▶ 練習問題
a: 本文によると、カイザーミノルが引っ張ったレースの1000m通過タイムはいくつだったか。
b: 本文の「昼前に降り出した細かな雨は、」から「ってもいいと思っていました」」に至るまでのすべてを、一字一句違えずに書き写せ。

▶ 本文

####################

昼前に降り出した細かな雨は、
天皇賞・秋の出走馬がパドックに現れたときには傘が不要なほど弱まり、芝コンディションは良のままゲートが開いた。
元来はスタートの上手い1枠1番の
コントレイルはゲートを出てからいつのもようには進んで行かず、中団からのレースとなった。
5番枠から出た
横山武史の
エフフォーリアは、速いスタートを切った。
「スタートがよかったし、器用な馬なので、余計なことはせず、馬を信じて乗りました」と横山。
そうして流れに乗った結果、すぐ前に
グランアレグリアがいた。
グランアレグリアも好スタートを切り、楽な手応えで2番手につけて折り合っている。
カイザーミノルが引っ張る流れは淡々としたものになり、1000m通過は1分0秒5。
エフフォーリアは、好位5番手につけて脚を溜めた。
「道中は理想的なポジションでした。インにはこだわらず、多少外を回ってもいいと思っていました」
横山はそう振り返る。
コントレイルは
エフフォーリアの1馬身半ほど後ろにいる。

####################

▶ 提供資料
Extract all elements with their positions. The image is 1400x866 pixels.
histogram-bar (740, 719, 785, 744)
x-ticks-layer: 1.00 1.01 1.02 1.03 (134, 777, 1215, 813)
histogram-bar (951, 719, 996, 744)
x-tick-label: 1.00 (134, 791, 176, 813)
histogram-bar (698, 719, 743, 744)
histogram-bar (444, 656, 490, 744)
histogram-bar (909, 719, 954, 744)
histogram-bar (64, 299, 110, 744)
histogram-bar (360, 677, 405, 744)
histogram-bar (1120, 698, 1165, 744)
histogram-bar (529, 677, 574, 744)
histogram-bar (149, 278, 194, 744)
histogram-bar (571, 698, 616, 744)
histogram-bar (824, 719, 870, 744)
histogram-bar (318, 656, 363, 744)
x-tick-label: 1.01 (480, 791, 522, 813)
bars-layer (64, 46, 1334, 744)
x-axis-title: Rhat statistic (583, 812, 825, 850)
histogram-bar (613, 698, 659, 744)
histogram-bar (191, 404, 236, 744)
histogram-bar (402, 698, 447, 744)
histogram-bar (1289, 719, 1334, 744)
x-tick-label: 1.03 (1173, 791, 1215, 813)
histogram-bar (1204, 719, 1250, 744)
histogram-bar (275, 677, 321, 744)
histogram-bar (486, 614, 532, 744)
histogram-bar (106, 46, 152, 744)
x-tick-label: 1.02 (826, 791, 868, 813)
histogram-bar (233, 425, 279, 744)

####################

▶ 模範解答
a: 1000m通過は1分0秒5だった。

b:
昼前に降り出した細かな雨は、
天皇賞・秋の出走馬がパドックに現れたときには傘が不要なほど弱まり、芝コンディションは良のままゲートが開いた。
元来はスタートの上手い1枠1番の
コントレイルはゲートを出てからいつのもようには進んで行かず、中団からのレースとなった。
5番枠から出た
横山武史の
エフフォーリアは、速いスタートを切った。
「スタートがよかったし、器用な馬なので、余計なことはせず、馬を信じて乗りました」と横山。
そうして流れに乗った結果、すぐ前に
グランアレグリアがいた。
グランアレグリアも好スタートを切り、楽な手応えで2番手につけて折り合っている。
カイザーミノルが引っ張る流れは淡々としたものになり、1000m通過は1分0秒5。
エフフォーリアは、好位5番手につけて脚を溜めた。
「道中は理想的なポジションでした。インにはこだわらず、多少外を回ってもいいと思っていました」